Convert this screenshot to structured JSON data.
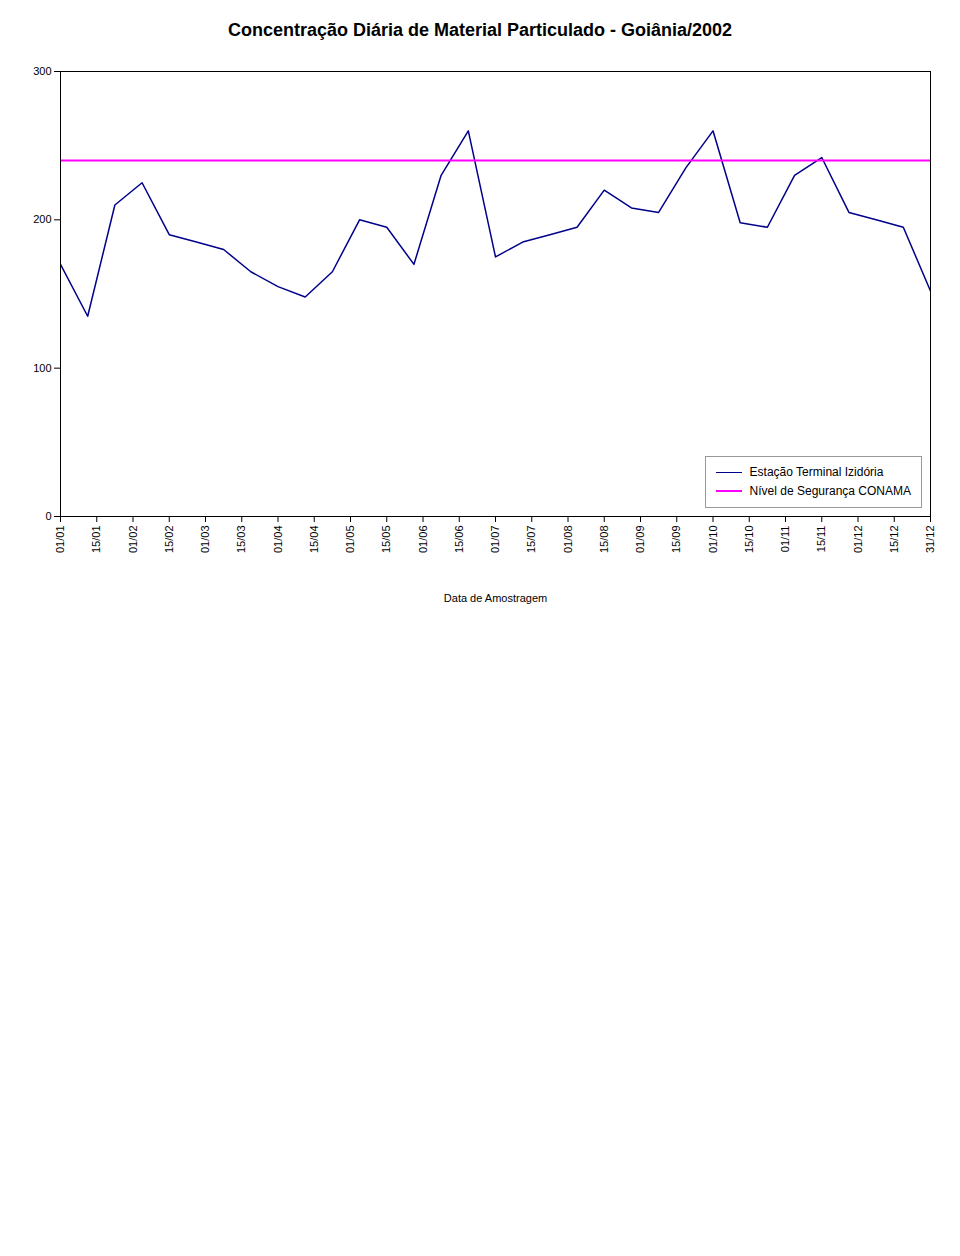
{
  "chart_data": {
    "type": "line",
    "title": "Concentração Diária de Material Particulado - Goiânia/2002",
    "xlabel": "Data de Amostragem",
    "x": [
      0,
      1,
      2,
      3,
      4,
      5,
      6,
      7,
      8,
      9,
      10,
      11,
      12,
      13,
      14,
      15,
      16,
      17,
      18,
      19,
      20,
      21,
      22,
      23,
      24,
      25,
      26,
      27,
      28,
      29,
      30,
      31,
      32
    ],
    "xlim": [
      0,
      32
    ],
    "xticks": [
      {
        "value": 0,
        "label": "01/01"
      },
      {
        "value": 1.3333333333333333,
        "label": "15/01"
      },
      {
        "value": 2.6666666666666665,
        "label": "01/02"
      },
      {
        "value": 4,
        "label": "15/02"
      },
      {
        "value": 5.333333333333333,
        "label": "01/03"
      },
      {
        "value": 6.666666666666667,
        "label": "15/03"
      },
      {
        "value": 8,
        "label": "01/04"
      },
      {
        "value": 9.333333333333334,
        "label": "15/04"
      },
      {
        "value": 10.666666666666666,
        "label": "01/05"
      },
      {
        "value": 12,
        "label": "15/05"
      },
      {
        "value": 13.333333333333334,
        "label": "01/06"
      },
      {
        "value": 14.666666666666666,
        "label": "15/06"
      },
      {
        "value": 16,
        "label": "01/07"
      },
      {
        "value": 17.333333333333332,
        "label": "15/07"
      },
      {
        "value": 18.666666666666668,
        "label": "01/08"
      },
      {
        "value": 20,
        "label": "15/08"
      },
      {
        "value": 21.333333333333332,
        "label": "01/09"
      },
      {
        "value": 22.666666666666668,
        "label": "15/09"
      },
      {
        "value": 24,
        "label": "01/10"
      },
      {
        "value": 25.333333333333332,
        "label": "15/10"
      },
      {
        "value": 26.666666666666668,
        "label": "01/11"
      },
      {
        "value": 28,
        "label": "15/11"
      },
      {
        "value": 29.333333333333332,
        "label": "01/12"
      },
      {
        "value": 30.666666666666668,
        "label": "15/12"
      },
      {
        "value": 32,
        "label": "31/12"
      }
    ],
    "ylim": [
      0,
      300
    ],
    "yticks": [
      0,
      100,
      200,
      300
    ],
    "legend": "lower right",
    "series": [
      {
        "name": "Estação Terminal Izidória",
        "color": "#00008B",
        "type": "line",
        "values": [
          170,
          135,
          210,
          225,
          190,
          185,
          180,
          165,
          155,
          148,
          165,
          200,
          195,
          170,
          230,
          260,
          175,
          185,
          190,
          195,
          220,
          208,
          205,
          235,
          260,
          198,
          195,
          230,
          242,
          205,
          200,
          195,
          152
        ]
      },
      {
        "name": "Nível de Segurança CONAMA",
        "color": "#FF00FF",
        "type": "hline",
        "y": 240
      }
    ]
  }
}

# # #

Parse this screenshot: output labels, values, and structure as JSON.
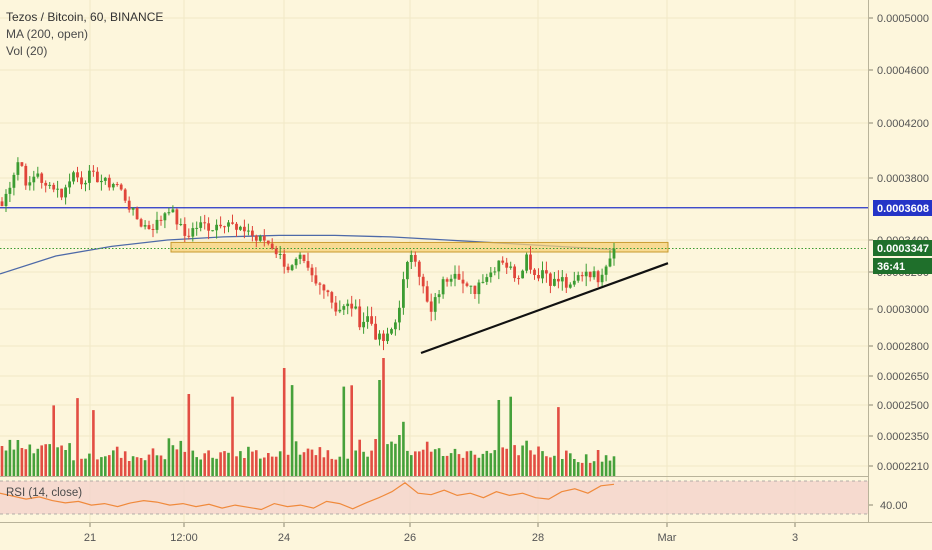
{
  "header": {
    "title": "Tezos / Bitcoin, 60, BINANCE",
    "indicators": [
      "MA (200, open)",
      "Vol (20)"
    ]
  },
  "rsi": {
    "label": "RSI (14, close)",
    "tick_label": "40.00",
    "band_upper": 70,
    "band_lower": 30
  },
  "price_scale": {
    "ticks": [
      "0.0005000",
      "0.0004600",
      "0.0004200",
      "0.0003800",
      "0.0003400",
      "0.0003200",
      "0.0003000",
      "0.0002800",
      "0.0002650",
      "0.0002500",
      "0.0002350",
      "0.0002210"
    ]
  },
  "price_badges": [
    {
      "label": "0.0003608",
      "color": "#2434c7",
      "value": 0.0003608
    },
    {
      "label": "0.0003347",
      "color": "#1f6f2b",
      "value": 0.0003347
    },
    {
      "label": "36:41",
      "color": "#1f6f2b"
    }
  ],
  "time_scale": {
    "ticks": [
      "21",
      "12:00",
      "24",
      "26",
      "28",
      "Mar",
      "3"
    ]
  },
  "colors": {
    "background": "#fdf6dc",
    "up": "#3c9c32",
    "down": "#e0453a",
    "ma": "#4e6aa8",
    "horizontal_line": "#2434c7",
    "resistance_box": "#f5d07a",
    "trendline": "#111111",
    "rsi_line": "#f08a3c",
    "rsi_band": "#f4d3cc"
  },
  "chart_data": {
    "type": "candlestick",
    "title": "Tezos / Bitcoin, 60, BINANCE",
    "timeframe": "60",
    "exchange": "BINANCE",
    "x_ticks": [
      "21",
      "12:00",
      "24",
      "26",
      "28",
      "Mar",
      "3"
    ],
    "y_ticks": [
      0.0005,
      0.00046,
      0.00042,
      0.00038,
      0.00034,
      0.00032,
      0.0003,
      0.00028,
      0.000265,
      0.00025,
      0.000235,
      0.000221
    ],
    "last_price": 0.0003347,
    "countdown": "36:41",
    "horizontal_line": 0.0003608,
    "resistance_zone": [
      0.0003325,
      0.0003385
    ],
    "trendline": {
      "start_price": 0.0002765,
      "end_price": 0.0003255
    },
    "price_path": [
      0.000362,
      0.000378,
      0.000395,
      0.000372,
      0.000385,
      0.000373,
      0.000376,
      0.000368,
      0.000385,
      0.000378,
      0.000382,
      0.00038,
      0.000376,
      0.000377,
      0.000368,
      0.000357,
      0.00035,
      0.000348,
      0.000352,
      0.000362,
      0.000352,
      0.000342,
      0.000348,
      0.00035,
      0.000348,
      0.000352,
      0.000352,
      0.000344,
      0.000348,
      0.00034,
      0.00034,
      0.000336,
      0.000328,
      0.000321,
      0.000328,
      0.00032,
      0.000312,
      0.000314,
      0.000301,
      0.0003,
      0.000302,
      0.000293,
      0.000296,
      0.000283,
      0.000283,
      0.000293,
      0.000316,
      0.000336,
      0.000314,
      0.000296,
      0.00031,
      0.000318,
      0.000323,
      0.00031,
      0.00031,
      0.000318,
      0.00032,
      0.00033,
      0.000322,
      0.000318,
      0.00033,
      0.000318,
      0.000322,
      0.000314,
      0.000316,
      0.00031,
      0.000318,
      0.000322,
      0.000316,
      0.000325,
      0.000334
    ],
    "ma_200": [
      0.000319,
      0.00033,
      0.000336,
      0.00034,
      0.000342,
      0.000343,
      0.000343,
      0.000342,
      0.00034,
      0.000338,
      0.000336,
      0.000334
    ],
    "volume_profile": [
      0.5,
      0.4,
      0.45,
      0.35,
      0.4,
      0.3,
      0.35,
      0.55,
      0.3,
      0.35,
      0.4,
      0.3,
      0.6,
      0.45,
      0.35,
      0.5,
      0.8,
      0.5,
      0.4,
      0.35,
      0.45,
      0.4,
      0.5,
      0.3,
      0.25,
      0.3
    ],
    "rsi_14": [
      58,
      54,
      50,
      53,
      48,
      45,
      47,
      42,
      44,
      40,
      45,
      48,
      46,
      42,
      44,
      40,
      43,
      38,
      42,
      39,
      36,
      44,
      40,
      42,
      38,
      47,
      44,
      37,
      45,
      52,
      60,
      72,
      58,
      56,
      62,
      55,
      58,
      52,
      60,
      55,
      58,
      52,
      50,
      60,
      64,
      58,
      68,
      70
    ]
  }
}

# # #

• [WHAT TO DO]
Scan the lines for the string "this". Pick out every line that has it.

• [EXERCISE ANSWER]
Convert this screenshot to structured JSON data.
Parse this screenshot: output labels, values, and structure as JSON.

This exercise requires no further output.